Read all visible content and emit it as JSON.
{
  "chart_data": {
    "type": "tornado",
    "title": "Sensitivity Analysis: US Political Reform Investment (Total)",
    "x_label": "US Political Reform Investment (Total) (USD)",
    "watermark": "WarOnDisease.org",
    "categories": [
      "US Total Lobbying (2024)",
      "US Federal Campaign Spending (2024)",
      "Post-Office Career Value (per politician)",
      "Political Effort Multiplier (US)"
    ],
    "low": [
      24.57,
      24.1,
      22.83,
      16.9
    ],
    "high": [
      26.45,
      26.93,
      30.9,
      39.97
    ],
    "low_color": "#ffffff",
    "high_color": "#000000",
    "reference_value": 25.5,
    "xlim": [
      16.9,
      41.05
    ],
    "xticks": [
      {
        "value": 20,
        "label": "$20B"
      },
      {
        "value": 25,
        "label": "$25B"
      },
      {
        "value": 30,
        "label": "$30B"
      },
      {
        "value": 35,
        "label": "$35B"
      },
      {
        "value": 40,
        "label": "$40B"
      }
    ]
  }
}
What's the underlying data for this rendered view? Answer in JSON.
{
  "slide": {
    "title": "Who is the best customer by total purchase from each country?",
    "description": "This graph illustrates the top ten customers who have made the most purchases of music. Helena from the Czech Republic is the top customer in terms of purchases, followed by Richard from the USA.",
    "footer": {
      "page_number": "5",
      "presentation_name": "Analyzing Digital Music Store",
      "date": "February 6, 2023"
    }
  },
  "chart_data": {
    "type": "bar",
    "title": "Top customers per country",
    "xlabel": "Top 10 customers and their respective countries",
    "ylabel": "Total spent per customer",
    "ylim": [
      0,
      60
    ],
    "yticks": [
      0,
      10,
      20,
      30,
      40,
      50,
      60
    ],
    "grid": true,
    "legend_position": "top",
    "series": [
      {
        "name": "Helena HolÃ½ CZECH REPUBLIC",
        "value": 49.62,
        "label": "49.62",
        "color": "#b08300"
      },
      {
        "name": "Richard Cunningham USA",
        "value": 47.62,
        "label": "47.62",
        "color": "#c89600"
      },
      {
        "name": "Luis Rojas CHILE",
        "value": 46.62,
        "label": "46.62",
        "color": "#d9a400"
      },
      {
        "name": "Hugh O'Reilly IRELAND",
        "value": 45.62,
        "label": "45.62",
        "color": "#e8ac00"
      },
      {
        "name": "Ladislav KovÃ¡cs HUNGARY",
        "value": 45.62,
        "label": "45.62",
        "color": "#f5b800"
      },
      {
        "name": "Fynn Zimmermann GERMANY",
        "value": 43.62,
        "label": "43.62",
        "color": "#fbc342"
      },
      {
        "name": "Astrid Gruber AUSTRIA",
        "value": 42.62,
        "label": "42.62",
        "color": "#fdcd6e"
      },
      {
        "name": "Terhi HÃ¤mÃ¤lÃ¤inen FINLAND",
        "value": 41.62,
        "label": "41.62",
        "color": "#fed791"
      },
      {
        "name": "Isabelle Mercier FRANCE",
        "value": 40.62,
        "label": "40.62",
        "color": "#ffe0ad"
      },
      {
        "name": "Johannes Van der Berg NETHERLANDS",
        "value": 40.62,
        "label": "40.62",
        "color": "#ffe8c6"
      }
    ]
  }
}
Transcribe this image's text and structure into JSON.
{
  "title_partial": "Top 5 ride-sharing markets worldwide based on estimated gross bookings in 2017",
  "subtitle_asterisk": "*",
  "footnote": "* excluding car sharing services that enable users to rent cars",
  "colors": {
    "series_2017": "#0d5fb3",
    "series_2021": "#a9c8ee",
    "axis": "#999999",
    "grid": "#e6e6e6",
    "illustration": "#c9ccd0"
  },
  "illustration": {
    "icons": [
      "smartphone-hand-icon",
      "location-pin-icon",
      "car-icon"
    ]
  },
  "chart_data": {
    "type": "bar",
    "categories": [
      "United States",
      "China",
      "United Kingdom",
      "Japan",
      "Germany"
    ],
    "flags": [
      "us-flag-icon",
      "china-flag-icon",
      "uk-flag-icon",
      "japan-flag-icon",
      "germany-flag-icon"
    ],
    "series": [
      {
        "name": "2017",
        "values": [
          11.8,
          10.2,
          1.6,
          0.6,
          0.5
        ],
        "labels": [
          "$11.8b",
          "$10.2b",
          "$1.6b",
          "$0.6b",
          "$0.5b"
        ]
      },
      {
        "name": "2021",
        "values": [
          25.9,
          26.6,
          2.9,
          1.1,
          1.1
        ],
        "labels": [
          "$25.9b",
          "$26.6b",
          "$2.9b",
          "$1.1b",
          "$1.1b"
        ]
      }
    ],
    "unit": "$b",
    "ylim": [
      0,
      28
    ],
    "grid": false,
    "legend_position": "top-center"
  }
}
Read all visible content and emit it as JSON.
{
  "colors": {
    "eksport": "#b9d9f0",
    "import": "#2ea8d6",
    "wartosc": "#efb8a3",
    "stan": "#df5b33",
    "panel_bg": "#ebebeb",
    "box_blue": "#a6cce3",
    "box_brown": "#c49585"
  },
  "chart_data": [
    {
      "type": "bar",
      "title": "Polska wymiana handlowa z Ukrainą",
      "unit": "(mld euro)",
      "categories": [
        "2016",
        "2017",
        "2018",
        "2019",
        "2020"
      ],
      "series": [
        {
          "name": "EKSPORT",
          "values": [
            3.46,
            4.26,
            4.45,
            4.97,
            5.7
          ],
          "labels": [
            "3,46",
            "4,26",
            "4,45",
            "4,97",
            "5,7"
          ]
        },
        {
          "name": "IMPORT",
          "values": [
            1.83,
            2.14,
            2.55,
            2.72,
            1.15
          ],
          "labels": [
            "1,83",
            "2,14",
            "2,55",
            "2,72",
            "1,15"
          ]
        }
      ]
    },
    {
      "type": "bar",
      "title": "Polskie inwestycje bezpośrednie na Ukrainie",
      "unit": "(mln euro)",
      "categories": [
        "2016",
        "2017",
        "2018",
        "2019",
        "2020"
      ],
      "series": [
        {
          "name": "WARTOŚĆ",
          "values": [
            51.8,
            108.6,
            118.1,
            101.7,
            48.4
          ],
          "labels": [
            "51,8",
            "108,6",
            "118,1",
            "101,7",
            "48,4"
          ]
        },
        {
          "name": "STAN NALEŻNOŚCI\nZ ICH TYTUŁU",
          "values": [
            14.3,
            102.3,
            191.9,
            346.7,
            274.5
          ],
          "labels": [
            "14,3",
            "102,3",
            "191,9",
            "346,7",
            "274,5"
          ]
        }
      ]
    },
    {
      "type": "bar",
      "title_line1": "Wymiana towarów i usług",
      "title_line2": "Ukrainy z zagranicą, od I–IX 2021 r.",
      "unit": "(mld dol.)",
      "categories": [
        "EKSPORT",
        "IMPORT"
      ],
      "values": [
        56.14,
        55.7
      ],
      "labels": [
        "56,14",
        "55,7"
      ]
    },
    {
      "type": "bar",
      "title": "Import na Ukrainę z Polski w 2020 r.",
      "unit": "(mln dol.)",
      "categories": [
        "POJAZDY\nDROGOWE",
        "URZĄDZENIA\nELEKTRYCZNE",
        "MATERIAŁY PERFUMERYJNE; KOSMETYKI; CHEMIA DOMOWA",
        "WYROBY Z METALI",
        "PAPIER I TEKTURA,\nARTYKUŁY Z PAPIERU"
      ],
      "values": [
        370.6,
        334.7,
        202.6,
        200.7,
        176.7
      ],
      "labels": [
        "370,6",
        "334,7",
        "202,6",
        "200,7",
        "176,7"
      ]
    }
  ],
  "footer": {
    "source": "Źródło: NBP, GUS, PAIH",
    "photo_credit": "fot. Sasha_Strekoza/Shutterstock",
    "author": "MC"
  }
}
--------------------------------
### Exercise requirements:
Repeat all the entries word for word.

### Correct output:
Read all visible content and emit it as JSON.
{
  "chart_data": {
    "type": "tornado",
    "title": "Sensitivity Analysis: US Political Reform Investment (Total)",
    "x_label": "US Political Reform Investment (Total) (USD)",
    "watermark": "WarOnDisease.org",
    "categories": [
      "US Total Lobbying (2024)",
      "US Federal Campaign Spending (2024)",
      "Post-Office Career Value (per politician)",
      "Political Effort Multiplier (US)"
    ],
    "low": [
      24.57,
      24.1,
      22.83,
      16.9
    ],
    "high": [
      26.45,
      26.93,
      30.9,
      39.97
    ],
    "low_color": "#ffffff",
    "high_color": "#000000",
    "reference_value": 25.5,
    "xlim": [
      16.9,
      41.05
    ],
    "xticks": [
      {
        "value": 20,
        "label": "$20B"
      },
      {
        "value": 25,
        "label": "$25B"
      },
      {
        "value": 30,
        "label": "$30B"
      },
      {
        "value": 35,
        "label": "$35B"
      },
      {
        "value": 40,
        "label": "$40B"
      }
    ]
  }
}
What's the underlying data for this rendered view? Answer in JSON.
{
  "slide": {
    "title": "Who is the best customer by total purchase from each country?",
    "description": "This graph illustrates the top ten customers who have made the most purchases of music. Helena from the Czech Republic is the top customer in terms of purchases, followed by Richard from the USA.",
    "footer": {
      "page_number": "5",
      "presentation_name": "Analyzing Digital Music Store",
      "date": "February 6, 2023"
    }
  },
  "chart_data": {
    "type": "bar",
    "title": "Top customers per country",
    "xlabel": "Top 10 customers and their respective countries",
    "ylabel": "Total spent per customer",
    "ylim": [
      0,
      60
    ],
    "yticks": [
      0,
      10,
      20,
      30,
      40,
      50,
      60
    ],
    "grid": true,
    "legend_position": "top",
    "series": [
      {
        "name": "Helena HolÃ½ CZECH REPUBLIC",
        "value": 49.62,
        "label": "49.62",
        "color": "#b08300"
      },
      {
        "name": "Richard Cunningham USA",
        "value": 47.62,
        "label": "47.62",
        "color": "#c89600"
      },
      {
        "name": "Luis Rojas CHILE",
        "value": 46.62,
        "label": "46.62",
        "color": "#d9a400"
      },
      {
        "name": "Hugh O'Reilly IRELAND",
        "value": 45.62,
        "label": "45.62",
        "color": "#e8ac00"
      },
      {
        "name": "Ladislav KovÃ¡cs HUNGARY",
        "value": 45.62,
        "label": "45.62",
        "color": "#f5b800"
      },
      {
        "name": "Fynn Zimmermann GERMANY",
        "value": 43.62,
        "label": "43.62",
        "color": "#fbc342"
      },
      {
        "name": "Astrid Gruber AUSTRIA",
        "value": 42.62,
        "label": "42.62",
        "color": "#fdcd6e"
      },
      {
        "name": "Terhi HÃ¤mÃ¤lÃ¤inen FINLAND",
        "value": 41.62,
        "label": "41.62",
        "color": "#fed791"
      },
      {
        "name": "Isabelle Mercier FRANCE",
        "value": 40.62,
        "label": "40.62",
        "color": "#ffe0ad"
      },
      {
        "name": "Johannes Van der Berg NETHERLANDS",
        "value": 40.62,
        "label": "40.62",
        "color": "#ffe8c6"
      }
    ]
  }
}
Transcribe this image's text and structure into JSON.
{
  "title_partial": "Top 5 ride-sharing markets worldwide based on estimated gross bookings in 2017",
  "subtitle_asterisk": "*",
  "footnote": "* excluding car sharing services that enable users to rent cars",
  "colors": {
    "series_2017": "#0d5fb3",
    "series_2021": "#a9c8ee",
    "axis": "#999999",
    "grid": "#e6e6e6",
    "illustration": "#c9ccd0"
  },
  "illustration": {
    "icons": [
      "smartphone-hand-icon",
      "location-pin-icon",
      "car-icon"
    ]
  },
  "chart_data": {
    "type": "bar",
    "categories": [
      "United States",
      "China",
      "United Kingdom",
      "Japan",
      "Germany"
    ],
    "flags": [
      "us-flag-icon",
      "china-flag-icon",
      "uk-flag-icon",
      "japan-flag-icon",
      "germany-flag-icon"
    ],
    "series": [
      {
        "name": "2017",
        "values": [
          11.8,
          10.2,
          1.6,
          0.6,
          0.5
        ],
        "labels": [
          "$11.8b",
          "$10.2b",
          "$1.6b",
          "$0.6b",
          "$0.5b"
        ]
      },
      {
        "name": "2021",
        "values": [
          25.9,
          26.6,
          2.9,
          1.1,
          1.1
        ],
        "labels": [
          "$25.9b",
          "$26.6b",
          "$2.9b",
          "$1.1b",
          "$1.1b"
        ]
      }
    ],
    "unit": "$b",
    "ylim": [
      0,
      28
    ],
    "grid": false,
    "legend_position": "top-center"
  }
}
Read all visible content and emit it as JSON.
{
  "colors": {
    "eksport": "#b9d9f0",
    "import": "#2ea8d6",
    "wartosc": "#efb8a3",
    "stan": "#df5b33",
    "panel_bg": "#ebebeb",
    "box_blue": "#a6cce3",
    "box_brown": "#c49585"
  },
  "chart_data": [
    {
      "type": "bar",
      "title": "Polska wymiana handlowa z Ukrainą",
      "unit": "(mld euro)",
      "categories": [
        "2016",
        "2017",
        "2018",
        "2019",
        "2020"
      ],
      "series": [
        {
          "name": "EKSPORT",
          "values": [
            3.46,
            4.26,
            4.45,
            4.97,
            5.7
          ],
          "labels": [
            "3,46",
            "4,26",
            "4,45",
            "4,97",
            "5,7"
          ]
        },
        {
          "name": "IMPORT",
          "values": [
            1.83,
            2.14,
            2.55,
            2.72,
            1.15
          ],
          "labels": [
            "1,83",
            "2,14",
            "2,55",
            "2,72",
            "1,15"
          ]
        }
      ]
    },
    {
      "type": "bar",
      "title": "Polskie inwestycje bezpośrednie na Ukrainie",
      "unit": "(mln euro)",
      "categories": [
        "2016",
        "2017",
        "2018",
        "2019",
        "2020"
      ],
      "series": [
        {
          "name": "WARTOŚĆ",
          "values": [
            51.8,
            108.6,
            118.1,
            101.7,
            48.4
          ],
          "labels": [
            "51,8",
            "108,6",
            "118,1",
            "101,7",
            "48,4"
          ]
        },
        {
          "name": "STAN NALEŻNOŚCI\nZ ICH TYTUŁU",
          "values": [
            14.3,
            102.3,
            191.9,
            346.7,
            274.5
          ],
          "labels": [
            "14,3",
            "102,3",
            "191,9",
            "346,7",
            "274,5"
          ]
        }
      ]
    },
    {
      "type": "bar",
      "title_line1": "Wymiana towarów i usług",
      "title_line2": "Ukrainy z zagranicą, od I–IX 2021 r.",
      "unit": "(mld dol.)",
      "categories": [
        "EKSPORT",
        "IMPORT"
      ],
      "values": [
        56.14,
        55.7
      ],
      "labels": [
        "56,14",
        "55,7"
      ]
    },
    {
      "type": "bar",
      "title": "Import na Ukrainę z Polski w 2020 r.",
      "unit": "(mln dol.)",
      "categories": [
        "POJAZDY\nDROGOWE",
        "URZĄDZENIA\nELEKTRYCZNE",
        "MATERIAŁY PERFUMERYJNE; KOSMETYKI; CHEMIA DOMOWA",
        "WYROBY Z METALI",
        "PAPIER I TEKTURA,\nARTYKUŁY Z PAPIERU"
      ],
      "values": [
        370.6,
        334.7,
        202.6,
        200.7,
        176.7
      ],
      "labels": [
        "370,6",
        "334,7",
        "202,6",
        "200,7",
        "176,7"
      ]
    }
  ],
  "footer": {
    "source": "Źródło: NBP, GUS, PAIH",
    "photo_credit": "fot. Sasha_Strekoza/Shutterstock",
    "author": "MC"
  }
}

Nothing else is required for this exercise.